- _To do_
Write out the material again word for word, dropping any images it holds.

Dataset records
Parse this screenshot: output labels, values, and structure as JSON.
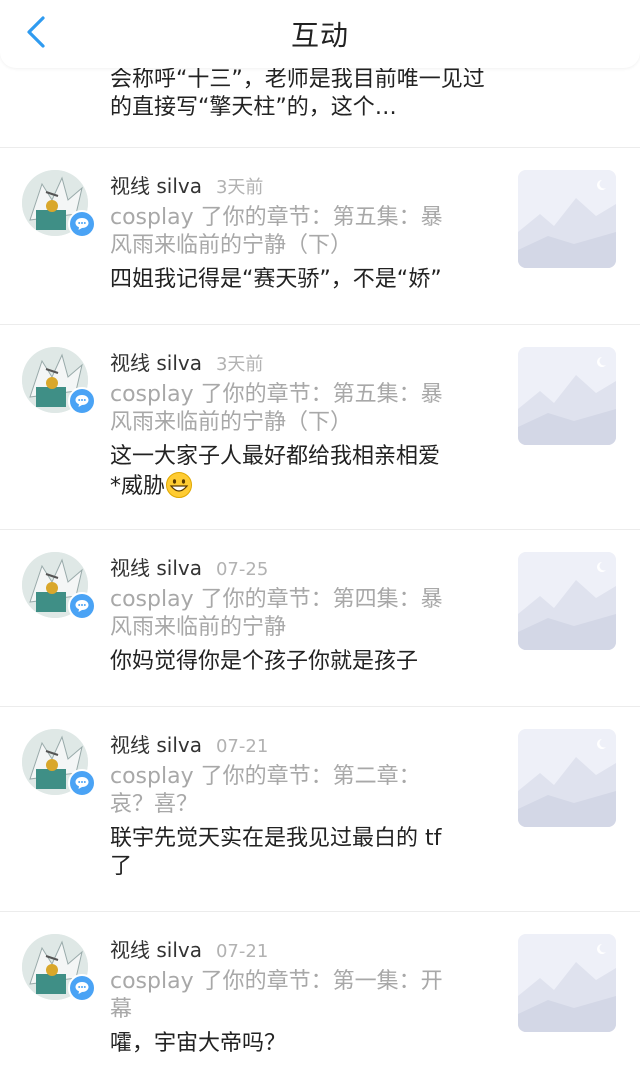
{
  "header": {
    "title": "互动"
  },
  "partial_item": {
    "comment": "会称呼“十三”，老师是我目前唯一见过的直接写“擎天柱”的，这个…"
  },
  "items": [
    {
      "name": "视线 silva",
      "time": "3天前",
      "target_line1": "cosplay 了你的章节：第五集：暴",
      "target_line2": "风雨来临前的宁静（下）",
      "comment_line1": "四姐我记得是“赛天骄”，不是“娇”",
      "comment_line2": ""
    },
    {
      "name": "视线 silva",
      "time": "3天前",
      "target_line1": "cosplay 了你的章节：第五集：暴",
      "target_line2": "风雨来临前的宁静（下）",
      "comment_line1": "这一大家子人最好都给我相亲相爱",
      "comment_line2": "*威胁"
    },
    {
      "name": "视线 silva",
      "time": "07-25",
      "target_line1": "cosplay 了你的章节：第四集：暴",
      "target_line2": "风雨来临前的宁静",
      "comment_line1": "你妈觉得你是个孩子你就是孩子",
      "comment_line2": ""
    },
    {
      "name": "视线 silva",
      "time": "07-21",
      "target_line1": "cosplay 了你的章节：第二章：",
      "target_line2": "哀？喜？",
      "comment_line1": "联宇先觉天实在是我见过最白的 tf",
      "comment_line2": "了"
    },
    {
      "name": "视线 silva",
      "time": "07-21",
      "target_line1": "cosplay 了你的章节：第一集：开",
      "target_line2": "幕",
      "comment_line1": "嚯，宇宙大帝吗？",
      "comment_line2": ""
    }
  ],
  "colors": {
    "accent": "#2f9bf0",
    "badge": "#4aa3f5",
    "muted": "#a8a8a8",
    "text": "#222222",
    "divider": "#ececec"
  },
  "icons": {
    "back": "chevron-left-icon",
    "badge": "comment-bubble-icon",
    "emoji": "grinning-face-icon",
    "thumb": "image-placeholder-icon"
  }
}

- _Worked solution_
Parse this screenshot: output labels, values, and structure as JSON.
{
  "header": {
    "title": "互动"
  },
  "partial_item": {
    "comment": "会称呼“十三”，老师是我目前唯一见过的直接写“擎天柱”的，这个…"
  },
  "items": [
    {
      "name": "视线 silva",
      "time": "3天前",
      "target_line1": "cosplay 了你的章节：第五集：暴",
      "target_line2": "风雨来临前的宁静（下）",
      "comment_line1": "四姐我记得是“赛天骄”，不是“娇”",
      "comment_line2": ""
    },
    {
      "name": "视线 silva",
      "time": "3天前",
      "target_line1": "cosplay 了你的章节：第五集：暴",
      "target_line2": "风雨来临前的宁静（下）",
      "comment_line1": "这一大家子人最好都给我相亲相爱",
      "comment_line2": "*威胁"
    },
    {
      "name": "视线 silva",
      "time": "07-25",
      "target_line1": "cosplay 了你的章节：第四集：暴",
      "target_line2": "风雨来临前的宁静",
      "comment_line1": "你妈觉得你是个孩子你就是孩子",
      "comment_line2": ""
    },
    {
      "name": "视线 silva",
      "time": "07-21",
      "target_line1": "cosplay 了你的章节：第二章：",
      "target_line2": "哀？喜？",
      "comment_line1": "联宇先觉天实在是我见过最白的 tf",
      "comment_line2": "了"
    },
    {
      "name": "视线 silva",
      "time": "07-21",
      "target_line1": "cosplay 了你的章节：第一集：开",
      "target_line2": "幕",
      "comment_line1": "嚯，宇宙大帝吗？",
      "comment_line2": ""
    }
  ],
  "colors": {
    "accent": "#2f9bf0",
    "badge": "#4aa3f5",
    "muted": "#a8a8a8",
    "text": "#222222",
    "divider": "#ececec"
  },
  "icons": {
    "back": "chevron-left-icon",
    "badge": "comment-bubble-icon",
    "emoji": "grinning-face-icon",
    "thumb": "image-placeholder-icon"
  }
}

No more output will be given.